-- begin Text to read --

Following a sun kissed opening of Lola skating at the park (her board, which is from then on either strapped to her back or rolling along tarmac, becomes a symbolic code of Lola’s transience; an all-purpose escape route), we pick up with Lola as she learns that her mother has died. Tragedy stimulates the narrative trigger, wherein, post the funeral and scenes of familial conflict, Lola and her dickhead dad end up fulfilling her mum’s wishes to deposit her ashes on a beach at the North Sea. Will they sort out their differences and learn to accept each other’s point of view? You’ll have to watch Lola and the Sea to find out!

lola and the sea review

Essential road movie structures aside, this is really a character driven narrative and as such is Lola’s film. Played by startlingly watchable actor Mya Bollaers (I use the noun in the same denotative way as I would the word poet, as Bollaers is a trans woman), it is Lola’s simmering angst and burgeoning self-assurance which gives Lola and the Sea its gravity. Following a career mainly spent before the camera, Micheli’s direction alchemises with Bollaer’s performance to create vivid characterisation: I loved Lola’s lack of self-pity, her anger and her impetuosity. Despite the bravado, Lola is, of course, intensely vulnerable. She is a kid - and one who is negotiating seismic physical change with limited support, within a society which already ostracises her. Her immaturity manifests in bubbles of rage such as her smashing the frontage of her old man’s store, and, in an inspired gag, throwing pink paint over his windscreen - the dried remnants of which stay there for the remainder of the film and the entire road journey!

-- end Text to read --
-- begin Extracted data --

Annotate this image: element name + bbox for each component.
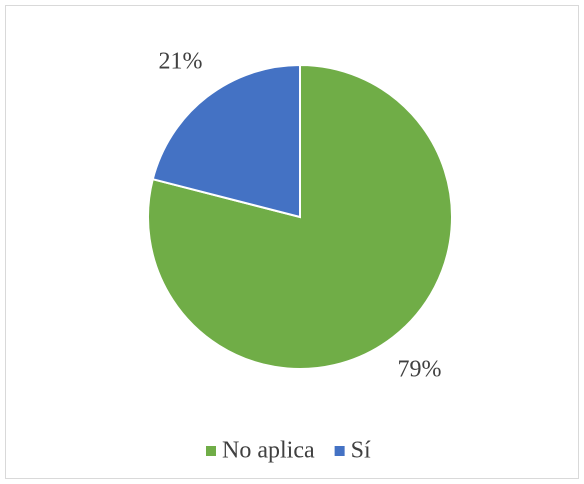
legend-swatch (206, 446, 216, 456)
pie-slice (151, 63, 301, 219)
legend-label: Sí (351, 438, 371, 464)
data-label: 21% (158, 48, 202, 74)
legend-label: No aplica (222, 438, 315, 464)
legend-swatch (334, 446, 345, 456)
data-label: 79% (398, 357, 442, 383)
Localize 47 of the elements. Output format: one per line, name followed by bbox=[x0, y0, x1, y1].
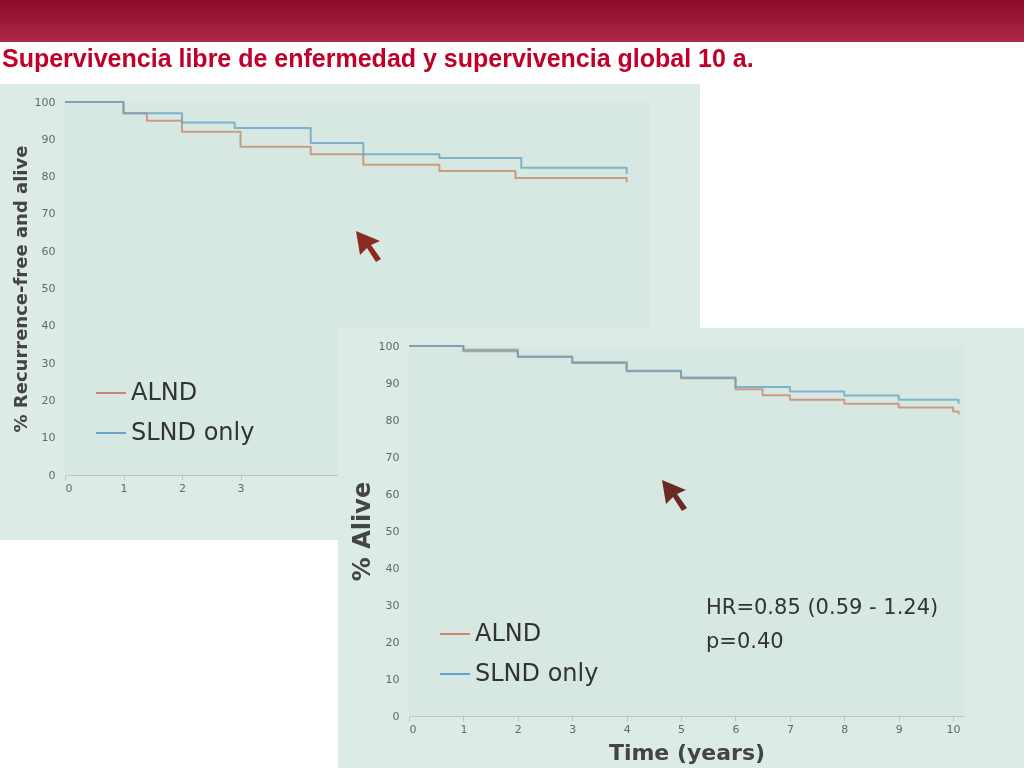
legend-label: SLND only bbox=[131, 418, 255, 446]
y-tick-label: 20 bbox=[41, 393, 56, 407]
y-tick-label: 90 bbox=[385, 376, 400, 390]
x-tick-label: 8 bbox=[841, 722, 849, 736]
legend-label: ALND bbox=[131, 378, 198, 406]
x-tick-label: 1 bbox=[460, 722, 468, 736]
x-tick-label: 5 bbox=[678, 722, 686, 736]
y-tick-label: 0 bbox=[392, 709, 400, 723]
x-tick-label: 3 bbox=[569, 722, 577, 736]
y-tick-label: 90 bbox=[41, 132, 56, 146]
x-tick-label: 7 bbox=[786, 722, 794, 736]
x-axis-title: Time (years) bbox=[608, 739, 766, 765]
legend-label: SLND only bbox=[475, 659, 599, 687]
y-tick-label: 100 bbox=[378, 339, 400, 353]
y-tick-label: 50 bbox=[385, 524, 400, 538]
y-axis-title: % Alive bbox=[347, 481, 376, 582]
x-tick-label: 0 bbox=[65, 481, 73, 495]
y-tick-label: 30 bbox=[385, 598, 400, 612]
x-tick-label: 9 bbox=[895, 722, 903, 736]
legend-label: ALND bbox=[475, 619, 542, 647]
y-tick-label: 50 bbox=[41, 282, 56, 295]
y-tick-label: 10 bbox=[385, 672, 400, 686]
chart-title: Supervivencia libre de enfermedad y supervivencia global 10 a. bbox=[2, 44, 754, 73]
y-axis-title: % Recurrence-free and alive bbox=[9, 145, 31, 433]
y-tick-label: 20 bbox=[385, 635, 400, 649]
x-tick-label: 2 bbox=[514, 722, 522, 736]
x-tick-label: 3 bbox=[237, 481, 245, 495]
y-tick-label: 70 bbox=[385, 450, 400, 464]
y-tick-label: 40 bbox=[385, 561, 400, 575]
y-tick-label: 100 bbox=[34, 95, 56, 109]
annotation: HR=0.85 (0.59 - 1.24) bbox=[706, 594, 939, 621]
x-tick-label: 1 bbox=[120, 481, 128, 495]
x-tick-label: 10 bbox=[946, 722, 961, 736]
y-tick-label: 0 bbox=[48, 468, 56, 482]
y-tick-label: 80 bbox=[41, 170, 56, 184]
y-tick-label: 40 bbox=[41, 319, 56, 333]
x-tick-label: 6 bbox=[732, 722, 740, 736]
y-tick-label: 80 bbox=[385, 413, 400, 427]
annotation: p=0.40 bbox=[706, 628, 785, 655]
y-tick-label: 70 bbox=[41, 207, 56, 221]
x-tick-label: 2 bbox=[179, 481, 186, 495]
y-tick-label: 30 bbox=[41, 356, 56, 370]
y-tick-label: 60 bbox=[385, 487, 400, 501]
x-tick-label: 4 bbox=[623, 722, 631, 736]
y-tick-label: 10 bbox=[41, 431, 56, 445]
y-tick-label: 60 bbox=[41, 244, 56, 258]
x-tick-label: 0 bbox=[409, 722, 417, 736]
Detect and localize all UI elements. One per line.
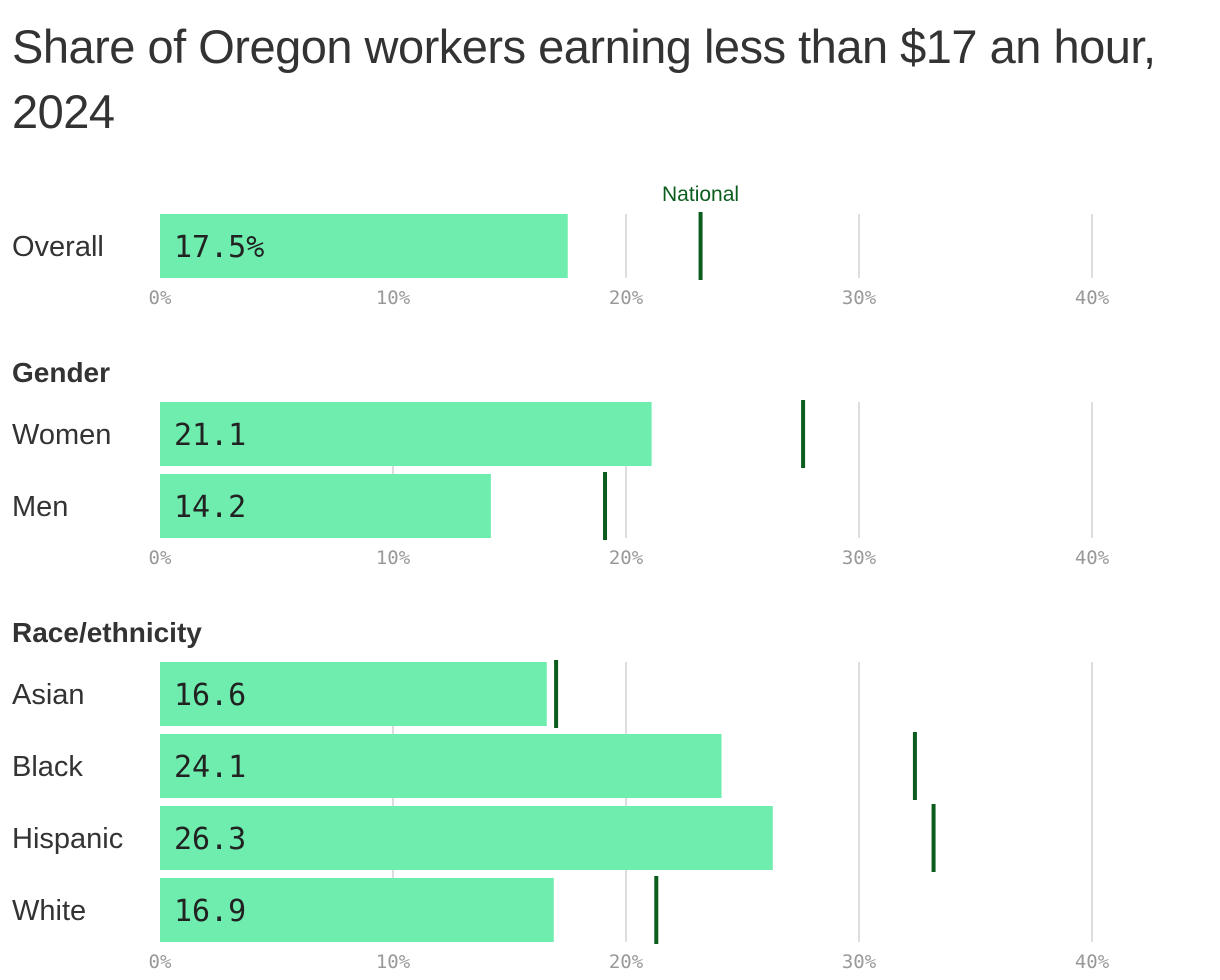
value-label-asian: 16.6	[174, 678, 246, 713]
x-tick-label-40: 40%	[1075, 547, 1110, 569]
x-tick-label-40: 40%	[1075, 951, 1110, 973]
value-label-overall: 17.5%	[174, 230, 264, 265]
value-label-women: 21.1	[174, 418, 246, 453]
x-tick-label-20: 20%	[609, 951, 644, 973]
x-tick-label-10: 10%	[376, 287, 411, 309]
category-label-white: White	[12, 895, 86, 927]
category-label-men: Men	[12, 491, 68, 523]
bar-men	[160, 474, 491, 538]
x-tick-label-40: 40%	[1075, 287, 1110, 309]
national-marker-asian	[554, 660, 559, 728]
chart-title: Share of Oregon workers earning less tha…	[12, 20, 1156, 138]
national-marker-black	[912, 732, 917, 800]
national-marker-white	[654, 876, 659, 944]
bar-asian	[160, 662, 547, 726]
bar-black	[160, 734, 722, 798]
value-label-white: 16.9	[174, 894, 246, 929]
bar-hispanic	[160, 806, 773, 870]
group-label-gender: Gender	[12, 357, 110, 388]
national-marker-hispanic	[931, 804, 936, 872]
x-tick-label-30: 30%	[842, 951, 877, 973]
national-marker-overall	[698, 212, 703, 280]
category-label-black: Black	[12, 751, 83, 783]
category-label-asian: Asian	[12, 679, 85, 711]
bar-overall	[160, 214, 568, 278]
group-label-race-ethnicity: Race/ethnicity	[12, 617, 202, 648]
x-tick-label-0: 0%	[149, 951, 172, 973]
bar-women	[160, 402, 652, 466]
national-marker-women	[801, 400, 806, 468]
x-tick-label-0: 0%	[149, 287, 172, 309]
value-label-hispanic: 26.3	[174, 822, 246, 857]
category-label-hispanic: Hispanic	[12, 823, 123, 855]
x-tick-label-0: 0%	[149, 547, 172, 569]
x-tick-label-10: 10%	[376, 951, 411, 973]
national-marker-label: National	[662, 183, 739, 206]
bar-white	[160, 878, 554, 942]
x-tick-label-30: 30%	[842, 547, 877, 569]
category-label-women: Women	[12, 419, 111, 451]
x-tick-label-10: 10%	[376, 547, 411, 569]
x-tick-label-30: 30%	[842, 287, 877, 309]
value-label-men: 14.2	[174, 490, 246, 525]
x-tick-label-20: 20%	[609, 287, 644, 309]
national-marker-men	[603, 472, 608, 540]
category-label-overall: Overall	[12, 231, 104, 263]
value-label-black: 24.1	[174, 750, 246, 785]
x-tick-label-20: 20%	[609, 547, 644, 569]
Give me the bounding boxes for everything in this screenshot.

-- end Extracted data --

Problems:
A: Update the Lola and the Sea review from "Following a sun" to "to find out!", replacing "North Sea" with "Baltic Sea".
B: Write what comes next in the Lola and the Sea review, picking up after its final sentence.
The items have no connection to the Lola and the Sea review.

Task-by-task results:
A:
Following a sun kissed opening of Lola skating at the park (her board, which is from then on either strapped to her back or rolling along tarmac, becomes a symbolic code of Lola’s transience; an all-purpose escape route), we pick up with Lola as she learns that her mother has died. Tragedy stimulates the narrative trigger, wherein, post the funeral and scenes of familial conflict, Lola and her dickhead dad end up fulfilling her mum’s wishes to deposit her ashes on a beach at the Baltic Sea. Will they sort out their differences and learn to accept each other’s point of view? You’ll have to watch Lola and the Sea to find out!

B:
Having the fortune to be born into a body I love and a sexuality I am entirely comfortable with, films like Lola and the Sea serve as a welcome privilege check to me and my smug ilk (which is to say that in my happy-go-lucky bubble, it’s easy to say live and let live with Trans issues, which in its own way is a form of ignorance: a breezily optimistic discount of the troubled reality faced by the trans community. And while we’re on the digression, what is the actual problem certain individuals have with Trans people? That ‘men’ will be hanging out in ‘female’ toilets? Hahahaha - come on; there has to be an easier way for potential wrong ‘uns to do this than gender reassignment. That ‘men’ will be competing in ‘female’ sports? Grow up! It’s running and throwing a ball around: who cares?).

lola and the sea review

That said, I could have done with more narrative focus on the dad: although his hostile bigotry does thaw somewhat in the third act, perhaps a more sympathetic portrayal would have supported Lola and the Sea’s themes (transphobia is a sickness: a fear which requires remedy and compassion). Instead, the rhetoric is filtered occasionally through stock characters, such as the brassy owner of an inn the duo rock up in, and a couple of fédérale pigs who give Lola grief, with the presence of such archetypes giving the film an incongruous whimsy. Nonetheless this is a solid drama, with a superb central performance. With reports that Transphobic hate crimes are on the rise, Lola and the Sea is a film made vital by its social context. I look forward to a future where its ideologies seem quaint and passé, and not, as they are, urgently relevant.

Lola and the Sea is in UK cinemas and on VOD from December 17th and in Irish cinemas from December 27th.